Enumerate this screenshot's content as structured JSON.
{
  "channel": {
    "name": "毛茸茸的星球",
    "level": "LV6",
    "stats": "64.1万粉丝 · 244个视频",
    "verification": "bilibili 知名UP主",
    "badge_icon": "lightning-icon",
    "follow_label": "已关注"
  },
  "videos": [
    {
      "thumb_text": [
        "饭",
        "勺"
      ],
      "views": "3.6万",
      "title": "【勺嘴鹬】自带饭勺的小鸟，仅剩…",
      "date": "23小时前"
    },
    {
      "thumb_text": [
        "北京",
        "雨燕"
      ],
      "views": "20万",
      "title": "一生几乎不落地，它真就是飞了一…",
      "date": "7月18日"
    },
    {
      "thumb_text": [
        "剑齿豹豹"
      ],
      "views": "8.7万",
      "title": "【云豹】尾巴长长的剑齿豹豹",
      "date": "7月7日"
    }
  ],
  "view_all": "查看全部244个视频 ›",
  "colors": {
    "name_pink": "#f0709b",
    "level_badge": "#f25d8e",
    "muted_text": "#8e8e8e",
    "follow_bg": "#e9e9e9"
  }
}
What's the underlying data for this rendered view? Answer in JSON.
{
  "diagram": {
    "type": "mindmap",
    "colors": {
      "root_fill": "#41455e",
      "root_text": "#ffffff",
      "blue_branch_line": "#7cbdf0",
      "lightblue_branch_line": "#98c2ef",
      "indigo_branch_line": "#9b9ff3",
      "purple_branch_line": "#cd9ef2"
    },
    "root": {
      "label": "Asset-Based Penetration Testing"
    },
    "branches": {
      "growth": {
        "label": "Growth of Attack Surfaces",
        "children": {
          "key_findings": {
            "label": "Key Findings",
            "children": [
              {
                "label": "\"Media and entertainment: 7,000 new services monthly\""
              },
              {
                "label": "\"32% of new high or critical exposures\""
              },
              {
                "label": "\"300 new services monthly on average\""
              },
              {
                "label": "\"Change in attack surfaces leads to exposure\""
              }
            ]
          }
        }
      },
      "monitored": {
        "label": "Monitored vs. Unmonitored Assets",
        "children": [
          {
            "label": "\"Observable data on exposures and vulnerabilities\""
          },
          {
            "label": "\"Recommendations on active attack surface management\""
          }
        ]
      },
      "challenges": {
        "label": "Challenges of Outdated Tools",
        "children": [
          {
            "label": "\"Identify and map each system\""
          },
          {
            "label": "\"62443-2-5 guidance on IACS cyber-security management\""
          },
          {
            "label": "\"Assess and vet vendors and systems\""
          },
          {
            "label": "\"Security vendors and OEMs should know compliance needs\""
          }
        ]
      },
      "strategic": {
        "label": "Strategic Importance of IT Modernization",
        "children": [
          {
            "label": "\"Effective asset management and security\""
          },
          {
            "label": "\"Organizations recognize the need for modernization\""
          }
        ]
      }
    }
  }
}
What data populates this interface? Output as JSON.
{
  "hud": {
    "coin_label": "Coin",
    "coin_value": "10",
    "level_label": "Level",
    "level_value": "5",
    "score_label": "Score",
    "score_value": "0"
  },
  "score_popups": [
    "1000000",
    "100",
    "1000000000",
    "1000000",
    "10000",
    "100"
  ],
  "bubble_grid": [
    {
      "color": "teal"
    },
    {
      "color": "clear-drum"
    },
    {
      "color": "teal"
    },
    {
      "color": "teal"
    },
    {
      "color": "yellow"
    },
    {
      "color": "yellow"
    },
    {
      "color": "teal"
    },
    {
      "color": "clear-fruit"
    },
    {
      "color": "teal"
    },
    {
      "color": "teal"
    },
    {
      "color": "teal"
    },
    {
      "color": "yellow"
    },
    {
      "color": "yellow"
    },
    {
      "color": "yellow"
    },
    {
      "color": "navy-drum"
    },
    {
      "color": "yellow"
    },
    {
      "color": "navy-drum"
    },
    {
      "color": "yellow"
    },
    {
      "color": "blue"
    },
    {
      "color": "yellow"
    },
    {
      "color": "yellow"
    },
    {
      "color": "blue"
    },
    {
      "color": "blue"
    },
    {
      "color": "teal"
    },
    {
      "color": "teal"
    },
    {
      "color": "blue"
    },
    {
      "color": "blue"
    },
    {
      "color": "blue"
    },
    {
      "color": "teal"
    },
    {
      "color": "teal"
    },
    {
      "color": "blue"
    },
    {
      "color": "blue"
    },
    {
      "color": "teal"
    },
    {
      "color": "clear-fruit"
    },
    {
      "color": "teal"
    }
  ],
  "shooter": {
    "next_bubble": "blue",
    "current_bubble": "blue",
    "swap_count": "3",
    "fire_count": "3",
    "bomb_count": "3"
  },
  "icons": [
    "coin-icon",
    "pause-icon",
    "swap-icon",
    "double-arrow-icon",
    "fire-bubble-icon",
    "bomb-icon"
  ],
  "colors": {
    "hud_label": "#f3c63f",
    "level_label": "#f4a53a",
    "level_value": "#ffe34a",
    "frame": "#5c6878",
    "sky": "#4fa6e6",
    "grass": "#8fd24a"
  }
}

◆ ◆ ◆

Given request: Output all of the data again, exactly.

Written answer:
Enumerate this screenshot's content as structured JSON.
{
  "channel": {
    "name": "毛茸茸的星球",
    "level": "LV6",
    "stats": "64.1万粉丝 · 244个视频",
    "verification": "bilibili 知名UP主",
    "badge_icon": "lightning-icon",
    "follow_label": "已关注"
  },
  "videos": [
    {
      "thumb_text": [
        "饭",
        "勺"
      ],
      "views": "3.6万",
      "title": "【勺嘴鹬】自带饭勺的小鸟，仅剩…",
      "date": "23小时前"
    },
    {
      "thumb_text": [
        "北京",
        "雨燕"
      ],
      "views": "20万",
      "title": "一生几乎不落地，它真就是飞了一…",
      "date": "7月18日"
    },
    {
      "thumb_text": [
        "剑齿豹豹"
      ],
      "views": "8.7万",
      "title": "【云豹】尾巴长长的剑齿豹豹",
      "date": "7月7日"
    }
  ],
  "view_all": "查看全部244个视频 ›",
  "colors": {
    "name_pink": "#f0709b",
    "level_badge": "#f25d8e",
    "muted_text": "#8e8e8e",
    "follow_bg": "#e9e9e9"
  }
}
What's the underlying data for this rendered view? Answer in JSON.
{
  "diagram": {
    "type": "mindmap",
    "colors": {
      "root_fill": "#41455e",
      "root_text": "#ffffff",
      "blue_branch_line": "#7cbdf0",
      "lightblue_branch_line": "#98c2ef",
      "indigo_branch_line": "#9b9ff3",
      "purple_branch_line": "#cd9ef2"
    },
    "root": {
      "label": "Asset-Based Penetration Testing"
    },
    "branches": {
      "growth": {
        "label": "Growth of Attack Surfaces",
        "children": {
          "key_findings": {
            "label": "Key Findings",
            "children": [
              {
                "label": "\"Media and entertainment: 7,000 new services monthly\""
              },
              {
                "label": "\"32% of new high or critical exposures\""
              },
              {
                "label": "\"300 new services monthly on average\""
              },
              {
                "label": "\"Change in attack surfaces leads to exposure\""
              }
            ]
          }
        }
      },
      "monitored": {
        "label": "Monitored vs. Unmonitored Assets",
        "children": [
          {
            "label": "\"Observable data on exposures and vulnerabilities\""
          },
          {
            "label": "\"Recommendations on active attack surface management\""
          }
        ]
      },
      "challenges": {
        "label": "Challenges of Outdated Tools",
        "children": [
          {
            "label": "\"Identify and map each system\""
          },
          {
            "label": "\"62443-2-5 guidance on IACS cyber-security management\""
          },
          {
            "label": "\"Assess and vet vendors and systems\""
          },
          {
            "label": "\"Security vendors and OEMs should know compliance needs\""
          }
        ]
      },
      "strategic": {
        "label": "Strategic Importance of IT Modernization",
        "children": [
          {
            "label": "\"Effective asset management and security\""
          },
          {
            "label": "\"Organizations recognize the need for modernization\""
          }
        ]
      }
    }
  }
}
What data populates this interface? Output as JSON.
{
  "hud": {
    "coin_label": "Coin",
    "coin_value": "10",
    "level_label": "Level",
    "level_value": "5",
    "score_label": "Score",
    "score_value": "0"
  },
  "score_popups": [
    "1000000",
    "100",
    "1000000000",
    "1000000",
    "10000",
    "100"
  ],
  "bubble_grid": [
    {
      "color": "teal"
    },
    {
      "color": "clear-drum"
    },
    {
      "color": "teal"
    },
    {
      "color": "teal"
    },
    {
      "color": "yellow"
    },
    {
      "color": "yellow"
    },
    {
      "color": "teal"
    },
    {
      "color": "clear-fruit"
    },
    {
      "color": "teal"
    },
    {
      "color": "teal"
    },
    {
      "color": "teal"
    },
    {
      "color": "yellow"
    },
    {
      "color": "yellow"
    },
    {
      "color": "yellow"
    },
    {
      "color": "navy-drum"
    },
    {
      "color": "yellow"
    },
    {
      "color": "navy-drum"
    },
    {
      "color": "yellow"
    },
    {
      "color": "blue"
    },
    {
      "color": "yellow"
    },
    {
      "color": "yellow"
    },
    {
      "color": "blue"
    },
    {
      "color": "blue"
    },
    {
      "color": "teal"
    },
    {
      "color": "teal"
    },
    {
      "color": "blue"
    },
    {
      "color": "blue"
    },
    {
      "color": "blue"
    },
    {
      "color": "teal"
    },
    {
      "color": "teal"
    },
    {
      "color": "blue"
    },
    {
      "color": "blue"
    },
    {
      "color": "teal"
    },
    {
      "color": "clear-fruit"
    },
    {
      "color": "teal"
    }
  ],
  "shooter": {
    "next_bubble": "blue",
    "current_bubble": "blue",
    "swap_count": "3",
    "fire_count": "3",
    "bomb_count": "3"
  },
  "icons": [
    "coin-icon",
    "pause-icon",
    "swap-icon",
    "double-arrow-icon",
    "fire-bubble-icon",
    "bomb-icon"
  ],
  "colors": {
    "hud_label": "#f3c63f",
    "level_label": "#f4a53a",
    "level_value": "#ffe34a",
    "frame": "#5c6878",
    "sky": "#4fa6e6",
    "grass": "#8fd24a"
  }
}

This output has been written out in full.